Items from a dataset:
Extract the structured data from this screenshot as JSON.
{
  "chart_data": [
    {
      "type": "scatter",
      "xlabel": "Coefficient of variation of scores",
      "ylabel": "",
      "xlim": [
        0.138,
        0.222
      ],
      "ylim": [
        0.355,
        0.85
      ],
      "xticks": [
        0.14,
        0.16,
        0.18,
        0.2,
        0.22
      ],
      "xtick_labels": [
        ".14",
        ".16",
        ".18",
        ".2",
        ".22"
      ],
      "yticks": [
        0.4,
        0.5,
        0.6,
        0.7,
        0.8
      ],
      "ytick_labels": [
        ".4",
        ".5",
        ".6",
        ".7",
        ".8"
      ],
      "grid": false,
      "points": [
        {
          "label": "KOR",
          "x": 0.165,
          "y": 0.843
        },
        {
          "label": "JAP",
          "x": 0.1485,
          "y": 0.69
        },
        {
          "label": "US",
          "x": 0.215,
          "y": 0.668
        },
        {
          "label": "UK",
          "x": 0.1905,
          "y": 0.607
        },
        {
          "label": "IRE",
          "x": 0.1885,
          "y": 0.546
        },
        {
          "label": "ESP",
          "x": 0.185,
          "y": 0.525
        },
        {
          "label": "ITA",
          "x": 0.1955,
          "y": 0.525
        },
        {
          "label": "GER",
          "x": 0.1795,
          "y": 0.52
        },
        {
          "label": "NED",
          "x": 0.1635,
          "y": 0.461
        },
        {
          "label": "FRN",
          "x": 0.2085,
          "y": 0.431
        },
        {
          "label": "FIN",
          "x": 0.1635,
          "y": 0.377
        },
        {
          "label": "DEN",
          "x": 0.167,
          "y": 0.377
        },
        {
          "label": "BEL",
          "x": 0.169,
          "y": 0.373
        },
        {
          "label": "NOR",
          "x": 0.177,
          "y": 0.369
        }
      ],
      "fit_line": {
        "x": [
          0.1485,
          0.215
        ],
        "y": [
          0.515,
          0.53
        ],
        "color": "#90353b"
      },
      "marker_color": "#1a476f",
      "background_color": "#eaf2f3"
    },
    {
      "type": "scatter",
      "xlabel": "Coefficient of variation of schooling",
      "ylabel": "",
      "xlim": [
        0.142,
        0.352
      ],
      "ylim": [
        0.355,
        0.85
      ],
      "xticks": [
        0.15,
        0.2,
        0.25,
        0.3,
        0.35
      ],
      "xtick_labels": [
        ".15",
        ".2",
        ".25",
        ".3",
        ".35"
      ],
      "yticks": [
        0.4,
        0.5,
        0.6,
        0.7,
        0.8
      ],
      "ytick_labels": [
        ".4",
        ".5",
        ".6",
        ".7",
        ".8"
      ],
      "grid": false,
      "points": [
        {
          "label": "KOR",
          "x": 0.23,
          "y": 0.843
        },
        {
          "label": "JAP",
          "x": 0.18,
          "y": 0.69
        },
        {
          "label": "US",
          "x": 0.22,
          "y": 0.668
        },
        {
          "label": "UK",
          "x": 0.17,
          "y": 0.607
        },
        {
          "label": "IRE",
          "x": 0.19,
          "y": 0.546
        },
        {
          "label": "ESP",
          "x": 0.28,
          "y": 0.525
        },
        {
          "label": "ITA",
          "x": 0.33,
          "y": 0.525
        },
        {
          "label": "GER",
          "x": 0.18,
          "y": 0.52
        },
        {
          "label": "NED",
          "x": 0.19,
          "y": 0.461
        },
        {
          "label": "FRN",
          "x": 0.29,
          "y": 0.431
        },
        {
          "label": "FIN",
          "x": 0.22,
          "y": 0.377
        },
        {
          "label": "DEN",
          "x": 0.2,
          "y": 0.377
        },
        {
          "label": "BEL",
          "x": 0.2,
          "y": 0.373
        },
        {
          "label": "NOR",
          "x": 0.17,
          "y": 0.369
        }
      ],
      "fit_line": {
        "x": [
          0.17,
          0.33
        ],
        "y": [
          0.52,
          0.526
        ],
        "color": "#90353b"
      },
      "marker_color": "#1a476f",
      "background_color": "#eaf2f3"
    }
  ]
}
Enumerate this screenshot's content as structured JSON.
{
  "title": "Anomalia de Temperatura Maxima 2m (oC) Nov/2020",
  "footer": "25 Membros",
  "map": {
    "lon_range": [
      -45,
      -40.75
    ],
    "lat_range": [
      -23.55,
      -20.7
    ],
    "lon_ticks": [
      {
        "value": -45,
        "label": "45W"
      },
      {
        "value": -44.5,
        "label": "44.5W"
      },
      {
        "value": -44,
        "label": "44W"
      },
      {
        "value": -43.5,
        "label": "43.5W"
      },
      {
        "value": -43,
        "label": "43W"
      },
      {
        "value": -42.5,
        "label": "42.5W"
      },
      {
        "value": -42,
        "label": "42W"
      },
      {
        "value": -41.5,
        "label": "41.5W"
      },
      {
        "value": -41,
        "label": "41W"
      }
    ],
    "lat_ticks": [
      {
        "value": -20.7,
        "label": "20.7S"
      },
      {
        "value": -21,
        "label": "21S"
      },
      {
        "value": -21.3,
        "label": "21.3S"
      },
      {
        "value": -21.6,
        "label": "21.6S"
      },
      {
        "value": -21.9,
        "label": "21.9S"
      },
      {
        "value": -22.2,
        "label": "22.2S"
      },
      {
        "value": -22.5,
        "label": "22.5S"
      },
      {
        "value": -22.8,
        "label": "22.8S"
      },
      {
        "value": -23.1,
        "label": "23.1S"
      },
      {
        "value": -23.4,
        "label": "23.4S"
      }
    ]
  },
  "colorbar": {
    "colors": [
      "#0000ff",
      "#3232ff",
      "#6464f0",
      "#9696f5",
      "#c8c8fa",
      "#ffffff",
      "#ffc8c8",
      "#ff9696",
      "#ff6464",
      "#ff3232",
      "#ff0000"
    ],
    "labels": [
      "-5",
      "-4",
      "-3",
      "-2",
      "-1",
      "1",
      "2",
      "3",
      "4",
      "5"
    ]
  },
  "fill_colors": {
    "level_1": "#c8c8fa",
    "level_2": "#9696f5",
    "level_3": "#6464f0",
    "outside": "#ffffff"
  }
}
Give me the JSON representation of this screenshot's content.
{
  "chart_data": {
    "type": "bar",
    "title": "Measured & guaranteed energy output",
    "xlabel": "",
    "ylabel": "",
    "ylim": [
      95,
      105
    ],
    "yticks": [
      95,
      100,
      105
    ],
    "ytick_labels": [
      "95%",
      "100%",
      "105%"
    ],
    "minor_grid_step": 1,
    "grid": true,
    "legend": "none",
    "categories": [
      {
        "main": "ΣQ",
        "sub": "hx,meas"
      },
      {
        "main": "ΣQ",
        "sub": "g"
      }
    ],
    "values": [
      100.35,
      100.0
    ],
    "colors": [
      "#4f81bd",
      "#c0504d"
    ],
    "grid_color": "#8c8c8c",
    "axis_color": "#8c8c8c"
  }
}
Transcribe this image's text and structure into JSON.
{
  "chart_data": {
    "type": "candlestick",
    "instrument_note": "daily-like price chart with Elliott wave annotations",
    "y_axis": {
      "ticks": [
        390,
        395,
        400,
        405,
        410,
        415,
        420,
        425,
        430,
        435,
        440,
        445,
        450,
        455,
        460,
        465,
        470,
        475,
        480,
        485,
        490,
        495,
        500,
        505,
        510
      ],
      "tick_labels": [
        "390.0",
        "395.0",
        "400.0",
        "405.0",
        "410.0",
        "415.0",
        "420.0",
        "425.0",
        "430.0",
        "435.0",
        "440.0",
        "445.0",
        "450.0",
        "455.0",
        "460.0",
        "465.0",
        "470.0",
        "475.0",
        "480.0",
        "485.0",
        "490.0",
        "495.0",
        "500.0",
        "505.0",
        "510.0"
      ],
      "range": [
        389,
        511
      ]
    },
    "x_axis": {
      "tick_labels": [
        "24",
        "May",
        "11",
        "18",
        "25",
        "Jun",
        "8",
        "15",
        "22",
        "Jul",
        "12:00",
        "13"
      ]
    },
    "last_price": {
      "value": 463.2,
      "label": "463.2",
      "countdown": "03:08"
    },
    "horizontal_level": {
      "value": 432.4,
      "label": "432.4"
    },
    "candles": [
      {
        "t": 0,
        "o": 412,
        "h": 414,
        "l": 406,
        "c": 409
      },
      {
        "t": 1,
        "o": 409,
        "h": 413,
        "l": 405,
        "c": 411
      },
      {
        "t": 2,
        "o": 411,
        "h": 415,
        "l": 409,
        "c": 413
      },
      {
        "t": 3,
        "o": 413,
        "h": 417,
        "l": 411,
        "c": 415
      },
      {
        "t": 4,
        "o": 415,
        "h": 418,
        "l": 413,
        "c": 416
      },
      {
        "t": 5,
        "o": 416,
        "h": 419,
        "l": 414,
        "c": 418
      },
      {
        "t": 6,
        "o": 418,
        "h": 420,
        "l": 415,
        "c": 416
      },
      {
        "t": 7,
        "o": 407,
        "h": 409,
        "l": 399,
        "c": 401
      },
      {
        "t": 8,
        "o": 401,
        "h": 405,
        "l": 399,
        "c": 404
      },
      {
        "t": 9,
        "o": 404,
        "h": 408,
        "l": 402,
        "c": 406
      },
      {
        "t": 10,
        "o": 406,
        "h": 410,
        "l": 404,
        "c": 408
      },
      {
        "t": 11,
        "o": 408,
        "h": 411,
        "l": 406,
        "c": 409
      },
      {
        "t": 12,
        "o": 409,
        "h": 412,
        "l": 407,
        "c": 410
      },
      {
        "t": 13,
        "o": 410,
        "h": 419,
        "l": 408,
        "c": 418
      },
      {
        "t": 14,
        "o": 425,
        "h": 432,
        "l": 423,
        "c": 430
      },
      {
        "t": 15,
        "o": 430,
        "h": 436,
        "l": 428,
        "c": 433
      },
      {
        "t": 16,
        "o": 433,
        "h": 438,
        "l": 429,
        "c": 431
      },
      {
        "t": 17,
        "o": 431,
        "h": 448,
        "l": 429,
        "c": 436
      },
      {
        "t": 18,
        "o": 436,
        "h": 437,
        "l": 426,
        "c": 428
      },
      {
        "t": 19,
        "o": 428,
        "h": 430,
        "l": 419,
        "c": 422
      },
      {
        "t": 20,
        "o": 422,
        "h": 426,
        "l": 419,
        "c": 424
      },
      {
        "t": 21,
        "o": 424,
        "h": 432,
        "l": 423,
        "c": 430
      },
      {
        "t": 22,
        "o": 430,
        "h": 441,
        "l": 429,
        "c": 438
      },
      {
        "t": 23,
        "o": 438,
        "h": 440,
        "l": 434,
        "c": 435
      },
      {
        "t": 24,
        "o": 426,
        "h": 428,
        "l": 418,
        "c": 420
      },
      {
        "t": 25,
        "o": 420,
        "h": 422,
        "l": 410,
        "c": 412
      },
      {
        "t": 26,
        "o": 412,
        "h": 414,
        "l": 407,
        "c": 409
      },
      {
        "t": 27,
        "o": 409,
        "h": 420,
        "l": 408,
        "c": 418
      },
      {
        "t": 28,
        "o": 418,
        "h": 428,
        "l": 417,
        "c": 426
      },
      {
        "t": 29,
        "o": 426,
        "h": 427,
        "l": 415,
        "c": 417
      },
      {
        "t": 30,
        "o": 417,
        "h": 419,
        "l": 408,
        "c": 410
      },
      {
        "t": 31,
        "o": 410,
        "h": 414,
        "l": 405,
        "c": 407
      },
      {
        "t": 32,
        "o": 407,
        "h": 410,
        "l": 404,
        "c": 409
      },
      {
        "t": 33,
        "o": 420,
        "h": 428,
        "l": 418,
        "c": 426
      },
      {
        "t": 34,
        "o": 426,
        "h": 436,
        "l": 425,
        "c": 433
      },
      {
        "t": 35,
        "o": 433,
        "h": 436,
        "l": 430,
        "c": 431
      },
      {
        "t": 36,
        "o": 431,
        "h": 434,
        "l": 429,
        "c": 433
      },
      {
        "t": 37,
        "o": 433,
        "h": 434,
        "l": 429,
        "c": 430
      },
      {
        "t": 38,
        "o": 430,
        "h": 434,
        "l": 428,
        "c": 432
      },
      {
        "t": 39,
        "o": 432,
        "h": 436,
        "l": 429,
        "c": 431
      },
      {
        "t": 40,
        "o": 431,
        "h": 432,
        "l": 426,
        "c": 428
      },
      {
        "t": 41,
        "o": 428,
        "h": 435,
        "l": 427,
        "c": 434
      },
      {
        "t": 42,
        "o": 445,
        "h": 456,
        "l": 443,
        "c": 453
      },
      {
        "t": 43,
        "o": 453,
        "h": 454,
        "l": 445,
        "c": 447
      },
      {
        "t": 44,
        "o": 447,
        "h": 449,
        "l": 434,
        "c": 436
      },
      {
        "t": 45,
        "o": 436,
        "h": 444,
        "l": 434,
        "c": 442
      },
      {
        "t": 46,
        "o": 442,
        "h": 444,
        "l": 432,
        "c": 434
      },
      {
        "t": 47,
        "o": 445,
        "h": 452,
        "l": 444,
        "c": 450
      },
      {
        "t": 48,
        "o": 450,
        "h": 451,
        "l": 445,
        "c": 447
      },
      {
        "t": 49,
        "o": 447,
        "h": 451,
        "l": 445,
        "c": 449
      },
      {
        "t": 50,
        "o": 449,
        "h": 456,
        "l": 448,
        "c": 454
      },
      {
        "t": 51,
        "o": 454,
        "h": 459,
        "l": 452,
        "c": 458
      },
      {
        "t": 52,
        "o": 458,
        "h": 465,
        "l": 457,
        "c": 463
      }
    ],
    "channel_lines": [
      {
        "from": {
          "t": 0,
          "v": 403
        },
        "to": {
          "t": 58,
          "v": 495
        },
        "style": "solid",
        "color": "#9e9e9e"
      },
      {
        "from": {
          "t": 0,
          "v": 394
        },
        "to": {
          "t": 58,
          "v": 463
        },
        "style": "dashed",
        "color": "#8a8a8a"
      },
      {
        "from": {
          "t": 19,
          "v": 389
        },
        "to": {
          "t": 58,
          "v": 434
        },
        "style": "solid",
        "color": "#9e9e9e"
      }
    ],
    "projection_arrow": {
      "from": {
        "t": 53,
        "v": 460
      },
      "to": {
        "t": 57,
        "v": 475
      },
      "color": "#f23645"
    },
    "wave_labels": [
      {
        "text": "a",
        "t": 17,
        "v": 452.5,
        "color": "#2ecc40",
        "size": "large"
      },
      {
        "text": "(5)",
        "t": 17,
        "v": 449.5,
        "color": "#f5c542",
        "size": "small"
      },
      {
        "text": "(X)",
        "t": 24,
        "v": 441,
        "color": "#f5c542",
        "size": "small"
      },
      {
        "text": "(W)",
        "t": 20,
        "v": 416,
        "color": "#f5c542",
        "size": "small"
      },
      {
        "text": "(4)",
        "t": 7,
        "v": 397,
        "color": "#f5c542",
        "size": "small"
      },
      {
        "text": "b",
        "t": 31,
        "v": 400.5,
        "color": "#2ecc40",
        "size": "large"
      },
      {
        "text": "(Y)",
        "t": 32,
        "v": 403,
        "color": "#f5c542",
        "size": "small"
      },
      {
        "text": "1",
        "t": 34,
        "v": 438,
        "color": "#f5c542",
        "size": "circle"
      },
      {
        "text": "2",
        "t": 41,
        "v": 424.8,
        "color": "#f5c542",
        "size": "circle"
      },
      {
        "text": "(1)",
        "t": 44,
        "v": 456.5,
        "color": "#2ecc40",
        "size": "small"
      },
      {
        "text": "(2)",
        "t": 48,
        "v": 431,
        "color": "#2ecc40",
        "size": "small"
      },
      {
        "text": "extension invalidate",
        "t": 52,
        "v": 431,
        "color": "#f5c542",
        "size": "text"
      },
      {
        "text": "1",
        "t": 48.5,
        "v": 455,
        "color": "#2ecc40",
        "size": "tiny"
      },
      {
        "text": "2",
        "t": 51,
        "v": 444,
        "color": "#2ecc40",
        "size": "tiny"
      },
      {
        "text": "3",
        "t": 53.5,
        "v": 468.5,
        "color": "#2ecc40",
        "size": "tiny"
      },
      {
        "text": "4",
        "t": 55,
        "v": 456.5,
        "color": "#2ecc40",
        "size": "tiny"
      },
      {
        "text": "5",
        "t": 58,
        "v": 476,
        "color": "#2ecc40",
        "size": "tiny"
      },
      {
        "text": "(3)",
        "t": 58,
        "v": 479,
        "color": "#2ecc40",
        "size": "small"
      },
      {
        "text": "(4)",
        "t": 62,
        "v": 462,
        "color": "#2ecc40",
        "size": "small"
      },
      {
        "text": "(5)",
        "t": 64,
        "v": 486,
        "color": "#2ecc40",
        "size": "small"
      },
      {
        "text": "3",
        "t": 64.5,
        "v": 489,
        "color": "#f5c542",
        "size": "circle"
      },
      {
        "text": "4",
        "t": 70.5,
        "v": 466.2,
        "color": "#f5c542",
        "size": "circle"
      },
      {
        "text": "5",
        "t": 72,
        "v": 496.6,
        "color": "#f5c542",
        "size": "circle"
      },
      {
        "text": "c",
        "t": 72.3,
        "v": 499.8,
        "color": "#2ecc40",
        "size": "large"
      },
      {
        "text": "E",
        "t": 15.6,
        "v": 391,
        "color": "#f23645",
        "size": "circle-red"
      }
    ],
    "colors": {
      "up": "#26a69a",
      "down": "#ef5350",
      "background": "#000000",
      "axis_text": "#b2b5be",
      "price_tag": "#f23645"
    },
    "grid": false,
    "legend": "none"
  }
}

• What you should do:
Using the records above, copy every line that has the word "content" in it.

• Output below:
Enumerate this screenshot's content as structured JSON.
Give me the JSON representation of this screenshot's content.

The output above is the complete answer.